## Data for the task:
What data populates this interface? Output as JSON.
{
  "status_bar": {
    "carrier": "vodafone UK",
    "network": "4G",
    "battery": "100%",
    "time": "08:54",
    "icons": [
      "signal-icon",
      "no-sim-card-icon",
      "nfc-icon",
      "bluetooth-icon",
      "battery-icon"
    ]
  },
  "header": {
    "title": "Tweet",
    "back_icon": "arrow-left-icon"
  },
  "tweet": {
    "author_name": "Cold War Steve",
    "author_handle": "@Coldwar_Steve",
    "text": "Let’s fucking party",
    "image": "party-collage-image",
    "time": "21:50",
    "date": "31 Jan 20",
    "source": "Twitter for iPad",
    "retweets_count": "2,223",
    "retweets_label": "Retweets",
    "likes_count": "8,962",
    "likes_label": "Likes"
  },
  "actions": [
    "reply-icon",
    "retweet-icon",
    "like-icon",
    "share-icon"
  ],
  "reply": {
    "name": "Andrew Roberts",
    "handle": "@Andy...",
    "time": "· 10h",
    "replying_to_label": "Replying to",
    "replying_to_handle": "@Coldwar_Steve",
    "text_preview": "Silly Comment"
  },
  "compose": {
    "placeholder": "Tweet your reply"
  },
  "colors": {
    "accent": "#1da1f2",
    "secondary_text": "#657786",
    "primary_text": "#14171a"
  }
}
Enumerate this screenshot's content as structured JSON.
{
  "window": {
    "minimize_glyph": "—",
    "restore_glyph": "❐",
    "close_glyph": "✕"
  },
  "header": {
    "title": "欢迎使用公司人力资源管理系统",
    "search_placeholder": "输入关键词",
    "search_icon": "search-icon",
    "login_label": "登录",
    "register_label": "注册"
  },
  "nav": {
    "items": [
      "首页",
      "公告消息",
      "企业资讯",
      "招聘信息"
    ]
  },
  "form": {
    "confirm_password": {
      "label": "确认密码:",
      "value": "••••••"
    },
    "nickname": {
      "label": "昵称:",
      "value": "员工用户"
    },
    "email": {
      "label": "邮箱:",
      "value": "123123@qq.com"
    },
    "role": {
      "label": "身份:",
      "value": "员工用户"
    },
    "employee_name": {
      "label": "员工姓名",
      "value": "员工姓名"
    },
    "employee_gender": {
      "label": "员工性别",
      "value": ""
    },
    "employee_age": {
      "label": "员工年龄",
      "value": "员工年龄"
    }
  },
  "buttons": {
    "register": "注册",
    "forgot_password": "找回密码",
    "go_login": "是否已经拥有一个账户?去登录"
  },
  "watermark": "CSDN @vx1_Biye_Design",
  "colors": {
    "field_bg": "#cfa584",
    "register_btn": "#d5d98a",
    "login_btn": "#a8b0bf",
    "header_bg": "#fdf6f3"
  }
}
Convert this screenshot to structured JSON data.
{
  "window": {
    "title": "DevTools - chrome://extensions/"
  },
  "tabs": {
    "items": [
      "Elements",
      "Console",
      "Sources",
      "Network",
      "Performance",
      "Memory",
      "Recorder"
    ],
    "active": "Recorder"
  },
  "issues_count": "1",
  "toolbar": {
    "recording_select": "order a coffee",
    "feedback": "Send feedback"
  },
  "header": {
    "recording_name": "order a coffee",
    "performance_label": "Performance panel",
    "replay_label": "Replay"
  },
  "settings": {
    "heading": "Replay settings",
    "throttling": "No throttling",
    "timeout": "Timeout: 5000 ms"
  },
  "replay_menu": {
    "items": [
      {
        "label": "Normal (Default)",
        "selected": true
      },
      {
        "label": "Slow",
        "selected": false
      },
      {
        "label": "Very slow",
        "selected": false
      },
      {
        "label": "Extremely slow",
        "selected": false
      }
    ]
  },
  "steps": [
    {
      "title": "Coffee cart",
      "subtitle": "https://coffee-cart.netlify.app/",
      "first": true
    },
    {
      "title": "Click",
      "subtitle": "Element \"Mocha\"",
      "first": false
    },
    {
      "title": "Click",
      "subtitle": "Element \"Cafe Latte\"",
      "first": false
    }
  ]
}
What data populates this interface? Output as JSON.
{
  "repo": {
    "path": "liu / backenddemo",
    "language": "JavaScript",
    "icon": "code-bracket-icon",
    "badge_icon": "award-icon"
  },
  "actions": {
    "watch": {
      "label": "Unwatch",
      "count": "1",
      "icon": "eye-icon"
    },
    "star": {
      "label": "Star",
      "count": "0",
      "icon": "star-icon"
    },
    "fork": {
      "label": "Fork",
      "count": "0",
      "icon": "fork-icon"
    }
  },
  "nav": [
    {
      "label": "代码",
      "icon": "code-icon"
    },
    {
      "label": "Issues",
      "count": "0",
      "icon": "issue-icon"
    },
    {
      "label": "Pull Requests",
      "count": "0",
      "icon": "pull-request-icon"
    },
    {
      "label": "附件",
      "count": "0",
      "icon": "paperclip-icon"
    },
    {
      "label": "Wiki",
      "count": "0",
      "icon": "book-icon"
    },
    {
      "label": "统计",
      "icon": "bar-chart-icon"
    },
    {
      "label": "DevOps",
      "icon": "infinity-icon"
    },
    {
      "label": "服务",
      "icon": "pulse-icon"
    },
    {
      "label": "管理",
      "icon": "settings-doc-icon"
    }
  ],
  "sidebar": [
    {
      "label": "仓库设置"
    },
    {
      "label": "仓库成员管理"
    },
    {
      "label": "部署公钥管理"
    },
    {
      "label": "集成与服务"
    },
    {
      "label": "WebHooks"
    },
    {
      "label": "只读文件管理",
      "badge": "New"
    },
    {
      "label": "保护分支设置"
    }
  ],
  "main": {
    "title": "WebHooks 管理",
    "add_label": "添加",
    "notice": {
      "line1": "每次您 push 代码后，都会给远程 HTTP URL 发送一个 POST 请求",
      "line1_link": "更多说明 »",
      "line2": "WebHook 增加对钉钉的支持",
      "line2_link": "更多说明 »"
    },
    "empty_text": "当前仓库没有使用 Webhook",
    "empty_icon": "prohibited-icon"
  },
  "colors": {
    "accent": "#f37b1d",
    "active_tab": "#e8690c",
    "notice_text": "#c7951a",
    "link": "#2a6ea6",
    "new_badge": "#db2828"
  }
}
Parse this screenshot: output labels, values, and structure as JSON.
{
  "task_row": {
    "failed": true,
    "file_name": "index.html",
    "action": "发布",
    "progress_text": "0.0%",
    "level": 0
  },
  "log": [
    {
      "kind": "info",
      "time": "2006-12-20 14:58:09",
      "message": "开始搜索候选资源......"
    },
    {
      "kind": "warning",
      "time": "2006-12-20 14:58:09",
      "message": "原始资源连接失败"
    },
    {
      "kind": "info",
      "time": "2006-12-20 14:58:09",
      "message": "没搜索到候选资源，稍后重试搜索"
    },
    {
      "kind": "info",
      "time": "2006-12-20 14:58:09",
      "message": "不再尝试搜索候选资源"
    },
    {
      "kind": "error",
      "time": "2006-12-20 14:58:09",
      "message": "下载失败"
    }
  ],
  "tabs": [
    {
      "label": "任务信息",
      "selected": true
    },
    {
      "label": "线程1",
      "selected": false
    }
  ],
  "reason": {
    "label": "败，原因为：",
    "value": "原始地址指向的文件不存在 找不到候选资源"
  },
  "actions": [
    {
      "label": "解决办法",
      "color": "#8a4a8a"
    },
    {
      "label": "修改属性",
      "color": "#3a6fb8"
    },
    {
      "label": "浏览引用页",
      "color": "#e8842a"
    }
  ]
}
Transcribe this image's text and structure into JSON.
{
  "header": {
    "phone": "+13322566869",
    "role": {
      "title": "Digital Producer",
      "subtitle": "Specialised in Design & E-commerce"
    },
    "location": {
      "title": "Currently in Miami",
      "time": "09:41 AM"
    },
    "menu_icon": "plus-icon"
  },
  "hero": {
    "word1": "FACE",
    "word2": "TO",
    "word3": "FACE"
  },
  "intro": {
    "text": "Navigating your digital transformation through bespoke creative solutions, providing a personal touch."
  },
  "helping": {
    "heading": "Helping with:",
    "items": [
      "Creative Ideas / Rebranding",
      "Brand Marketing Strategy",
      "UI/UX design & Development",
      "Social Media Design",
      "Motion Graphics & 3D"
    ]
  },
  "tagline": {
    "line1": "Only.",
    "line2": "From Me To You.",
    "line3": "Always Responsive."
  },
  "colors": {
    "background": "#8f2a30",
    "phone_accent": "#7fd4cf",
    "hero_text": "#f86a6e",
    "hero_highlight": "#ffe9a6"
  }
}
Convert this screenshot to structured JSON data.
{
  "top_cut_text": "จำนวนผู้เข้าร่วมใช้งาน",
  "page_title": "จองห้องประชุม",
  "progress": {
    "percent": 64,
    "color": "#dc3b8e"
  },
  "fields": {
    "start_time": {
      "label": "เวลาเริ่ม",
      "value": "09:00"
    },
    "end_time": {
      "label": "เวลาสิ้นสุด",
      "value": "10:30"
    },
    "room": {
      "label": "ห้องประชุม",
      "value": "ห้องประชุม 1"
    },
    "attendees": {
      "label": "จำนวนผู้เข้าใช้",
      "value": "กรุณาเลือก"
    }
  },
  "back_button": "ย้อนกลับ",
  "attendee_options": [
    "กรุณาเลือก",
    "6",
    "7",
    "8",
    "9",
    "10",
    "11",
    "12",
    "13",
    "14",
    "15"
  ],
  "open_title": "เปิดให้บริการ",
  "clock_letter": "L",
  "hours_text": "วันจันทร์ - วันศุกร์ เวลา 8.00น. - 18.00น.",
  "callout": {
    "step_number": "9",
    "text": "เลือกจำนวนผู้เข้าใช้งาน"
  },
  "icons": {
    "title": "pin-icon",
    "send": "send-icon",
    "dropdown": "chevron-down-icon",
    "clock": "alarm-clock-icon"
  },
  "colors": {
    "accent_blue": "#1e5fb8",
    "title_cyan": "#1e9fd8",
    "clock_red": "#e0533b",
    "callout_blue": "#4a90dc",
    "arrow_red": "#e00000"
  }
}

## What the task asks:
Find the word "image" in the entries above and gather every line that holds it.

## Correct response:
    "image": "party-collage-image",
Transcribe this image's text and structure into JSON.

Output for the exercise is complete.